Goal: Without the pictures, copy all the entries below exactly.

Data to process:
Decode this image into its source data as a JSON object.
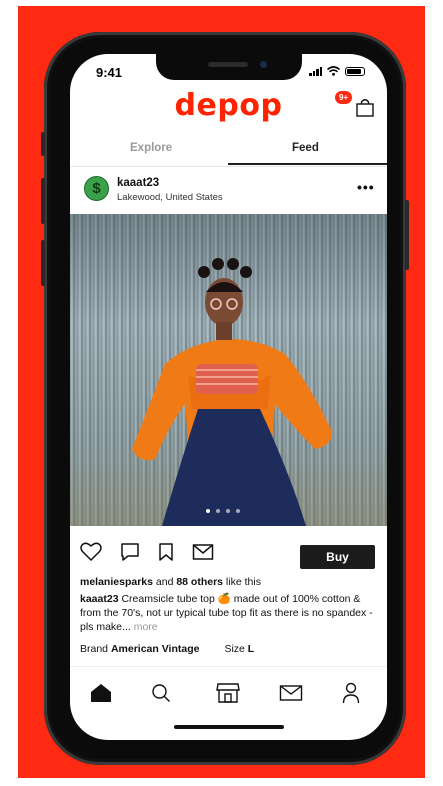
{
  "status_bar": {
    "time": "9:41"
  },
  "header": {
    "logo_text": "depop",
    "bag_badge": "9+"
  },
  "tabs": [
    {
      "label": "Explore",
      "active": false
    },
    {
      "label": "Feed",
      "active": true
    }
  ],
  "post": {
    "username": "kaaat23",
    "location": "Lakewood, United States",
    "avatar_icon": "dollar-sign-icon",
    "image_dots": {
      "count": 4,
      "active_index": 0
    },
    "actions": [
      "heart-icon",
      "comment-icon",
      "bookmark-icon",
      "message-icon"
    ],
    "buy_label": "Buy",
    "likes": {
      "user": "melaniesparks",
      "middle": " and ",
      "others": "88 others",
      "suffix": " like this"
    },
    "description": {
      "user": "kaaat23",
      "text": " Creamsicle tube top 🍊 made out of 100% cotton & from the 70's, not ur typical tube top fit as there is no spandex - pls make...",
      "more": " more"
    },
    "brand_label": "Brand ",
    "brand_value": "American Vintage",
    "size_label": "Size ",
    "size_value": "L"
  },
  "bottom_nav": [
    "home-icon",
    "search-icon",
    "shop-icon",
    "mail-icon",
    "profile-icon"
  ],
  "colors": {
    "brand": "#ff2300",
    "background": "#ff2a12",
    "button": "#1c1c1c"
  }
}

Solution to this problem:
Decode this image into its source data as a JSON object.
{
  "status_bar": {
    "time": "9:41"
  },
  "header": {
    "logo_text": "depop",
    "bag_badge": "9+"
  },
  "tabs": [
    {
      "label": "Explore",
      "active": false
    },
    {
      "label": "Feed",
      "active": true
    }
  ],
  "post": {
    "username": "kaaat23",
    "location": "Lakewood, United States",
    "avatar_icon": "dollar-sign-icon",
    "image_dots": {
      "count": 4,
      "active_index": 0
    },
    "actions": [
      "heart-icon",
      "comment-icon",
      "bookmark-icon",
      "message-icon"
    ],
    "buy_label": "Buy",
    "likes": {
      "user": "melaniesparks",
      "middle": " and ",
      "others": "88 others",
      "suffix": " like this"
    },
    "description": {
      "user": "kaaat23",
      "text": " Creamsicle tube top 🍊 made out of 100% cotton & from the 70's, not ur typical tube top fit as there is no spandex - pls make...",
      "more": " more"
    },
    "brand_label": "Brand ",
    "brand_value": "American Vintage",
    "size_label": "Size ",
    "size_value": "L"
  },
  "bottom_nav": [
    "home-icon",
    "search-icon",
    "shop-icon",
    "mail-icon",
    "profile-icon"
  ],
  "colors": {
    "brand": "#ff2300",
    "background": "#ff2a12",
    "button": "#1c1c1c"
  }
}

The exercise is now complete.